[Begin Data to process]

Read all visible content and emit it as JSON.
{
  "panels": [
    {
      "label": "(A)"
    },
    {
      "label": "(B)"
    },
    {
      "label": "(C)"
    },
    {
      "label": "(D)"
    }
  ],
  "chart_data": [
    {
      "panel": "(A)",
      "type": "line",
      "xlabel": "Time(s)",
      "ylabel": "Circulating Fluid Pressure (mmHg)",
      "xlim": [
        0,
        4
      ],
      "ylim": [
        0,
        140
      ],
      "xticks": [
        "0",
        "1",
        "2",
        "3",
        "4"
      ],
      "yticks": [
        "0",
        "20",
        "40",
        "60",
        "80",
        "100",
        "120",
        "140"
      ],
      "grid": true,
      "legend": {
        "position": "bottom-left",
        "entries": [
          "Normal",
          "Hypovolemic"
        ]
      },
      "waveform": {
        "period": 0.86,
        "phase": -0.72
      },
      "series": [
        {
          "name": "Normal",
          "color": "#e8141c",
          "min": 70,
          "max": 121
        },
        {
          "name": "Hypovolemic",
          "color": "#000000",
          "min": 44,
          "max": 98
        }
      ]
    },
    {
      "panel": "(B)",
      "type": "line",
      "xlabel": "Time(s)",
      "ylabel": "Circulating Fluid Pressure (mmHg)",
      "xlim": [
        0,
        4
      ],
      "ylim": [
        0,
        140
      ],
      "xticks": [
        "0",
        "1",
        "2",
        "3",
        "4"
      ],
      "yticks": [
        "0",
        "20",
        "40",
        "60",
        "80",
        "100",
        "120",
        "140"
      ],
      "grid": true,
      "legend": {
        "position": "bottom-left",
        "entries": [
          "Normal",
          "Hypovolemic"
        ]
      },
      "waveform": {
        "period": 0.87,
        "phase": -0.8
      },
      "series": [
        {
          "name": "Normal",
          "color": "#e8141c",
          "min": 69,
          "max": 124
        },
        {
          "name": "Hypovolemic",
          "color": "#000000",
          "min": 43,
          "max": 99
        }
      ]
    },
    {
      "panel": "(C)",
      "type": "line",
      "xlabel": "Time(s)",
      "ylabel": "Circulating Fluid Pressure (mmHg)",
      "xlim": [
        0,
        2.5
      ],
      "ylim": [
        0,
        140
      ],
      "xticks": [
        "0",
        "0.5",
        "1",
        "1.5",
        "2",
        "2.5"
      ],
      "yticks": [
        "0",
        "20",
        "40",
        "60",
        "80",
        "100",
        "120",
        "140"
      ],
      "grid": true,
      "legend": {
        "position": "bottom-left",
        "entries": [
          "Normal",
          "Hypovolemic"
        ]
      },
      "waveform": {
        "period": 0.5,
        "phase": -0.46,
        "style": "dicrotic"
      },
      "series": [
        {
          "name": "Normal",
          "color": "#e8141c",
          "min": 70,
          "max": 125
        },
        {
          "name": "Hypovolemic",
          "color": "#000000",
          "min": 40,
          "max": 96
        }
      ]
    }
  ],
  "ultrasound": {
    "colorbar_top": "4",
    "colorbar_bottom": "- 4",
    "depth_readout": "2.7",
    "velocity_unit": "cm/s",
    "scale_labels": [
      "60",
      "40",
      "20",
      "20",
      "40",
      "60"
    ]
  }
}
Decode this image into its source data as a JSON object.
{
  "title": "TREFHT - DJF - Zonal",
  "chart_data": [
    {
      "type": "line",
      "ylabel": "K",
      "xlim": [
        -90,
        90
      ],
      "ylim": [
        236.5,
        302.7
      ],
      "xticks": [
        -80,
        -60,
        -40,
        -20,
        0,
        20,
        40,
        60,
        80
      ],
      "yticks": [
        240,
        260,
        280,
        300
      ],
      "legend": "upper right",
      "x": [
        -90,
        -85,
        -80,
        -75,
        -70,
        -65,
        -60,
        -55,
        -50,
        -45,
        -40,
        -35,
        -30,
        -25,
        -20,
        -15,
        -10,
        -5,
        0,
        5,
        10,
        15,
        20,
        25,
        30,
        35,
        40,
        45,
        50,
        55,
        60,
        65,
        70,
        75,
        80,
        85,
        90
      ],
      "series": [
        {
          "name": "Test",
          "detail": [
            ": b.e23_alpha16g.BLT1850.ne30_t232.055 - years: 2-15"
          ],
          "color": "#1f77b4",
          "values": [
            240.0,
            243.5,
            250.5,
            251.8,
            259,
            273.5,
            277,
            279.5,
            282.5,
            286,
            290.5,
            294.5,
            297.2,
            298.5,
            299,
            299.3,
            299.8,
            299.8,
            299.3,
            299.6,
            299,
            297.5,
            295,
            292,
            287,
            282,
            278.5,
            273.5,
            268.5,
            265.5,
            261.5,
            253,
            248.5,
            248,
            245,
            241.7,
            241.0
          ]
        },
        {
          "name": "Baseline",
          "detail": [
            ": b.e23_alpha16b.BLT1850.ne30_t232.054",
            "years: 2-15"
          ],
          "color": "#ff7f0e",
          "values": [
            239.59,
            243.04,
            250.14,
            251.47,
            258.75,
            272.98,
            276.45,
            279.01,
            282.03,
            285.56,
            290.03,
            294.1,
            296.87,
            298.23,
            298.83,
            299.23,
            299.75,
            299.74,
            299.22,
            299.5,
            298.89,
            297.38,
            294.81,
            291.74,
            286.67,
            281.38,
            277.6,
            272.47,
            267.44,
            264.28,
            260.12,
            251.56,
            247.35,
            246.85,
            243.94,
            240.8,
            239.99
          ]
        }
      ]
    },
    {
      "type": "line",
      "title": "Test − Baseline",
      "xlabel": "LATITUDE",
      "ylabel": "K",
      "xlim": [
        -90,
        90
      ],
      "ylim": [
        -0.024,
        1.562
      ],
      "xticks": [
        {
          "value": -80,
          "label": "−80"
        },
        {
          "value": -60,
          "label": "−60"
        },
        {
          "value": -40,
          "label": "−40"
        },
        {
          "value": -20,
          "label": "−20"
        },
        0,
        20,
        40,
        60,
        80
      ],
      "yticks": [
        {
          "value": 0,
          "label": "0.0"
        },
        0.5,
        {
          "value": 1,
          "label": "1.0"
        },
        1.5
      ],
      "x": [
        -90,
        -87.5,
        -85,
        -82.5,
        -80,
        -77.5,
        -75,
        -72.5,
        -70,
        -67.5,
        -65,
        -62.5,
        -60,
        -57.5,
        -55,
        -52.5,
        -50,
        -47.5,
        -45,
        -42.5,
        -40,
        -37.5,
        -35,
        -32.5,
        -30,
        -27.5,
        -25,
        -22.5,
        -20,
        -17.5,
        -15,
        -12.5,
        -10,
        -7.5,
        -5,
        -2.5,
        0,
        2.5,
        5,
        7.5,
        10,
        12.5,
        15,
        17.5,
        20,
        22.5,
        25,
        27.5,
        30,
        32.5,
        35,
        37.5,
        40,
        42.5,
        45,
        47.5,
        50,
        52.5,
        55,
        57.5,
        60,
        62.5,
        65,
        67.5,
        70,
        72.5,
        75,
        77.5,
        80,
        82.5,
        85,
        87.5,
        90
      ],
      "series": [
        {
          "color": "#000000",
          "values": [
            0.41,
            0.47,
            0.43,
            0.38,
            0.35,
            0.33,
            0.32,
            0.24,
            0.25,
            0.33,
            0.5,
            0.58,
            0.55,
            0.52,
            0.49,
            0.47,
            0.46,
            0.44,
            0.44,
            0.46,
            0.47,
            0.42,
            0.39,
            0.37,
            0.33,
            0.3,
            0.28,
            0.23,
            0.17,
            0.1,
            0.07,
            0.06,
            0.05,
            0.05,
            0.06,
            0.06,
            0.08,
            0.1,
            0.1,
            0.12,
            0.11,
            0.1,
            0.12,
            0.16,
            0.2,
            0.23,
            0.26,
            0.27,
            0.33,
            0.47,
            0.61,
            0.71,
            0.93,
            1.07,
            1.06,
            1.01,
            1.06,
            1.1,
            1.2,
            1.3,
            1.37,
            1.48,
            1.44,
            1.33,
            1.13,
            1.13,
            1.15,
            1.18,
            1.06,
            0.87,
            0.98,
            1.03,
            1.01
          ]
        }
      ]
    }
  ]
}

[End Data to process]

:: Goal of the exercise ::
From the listing above, copy every line that includes the word "years".

:: Solved problem ::
            ": b.e23_alpha16g.BLT1850.ne30_t232.055 - years: 2-15"
            "years: 2-15"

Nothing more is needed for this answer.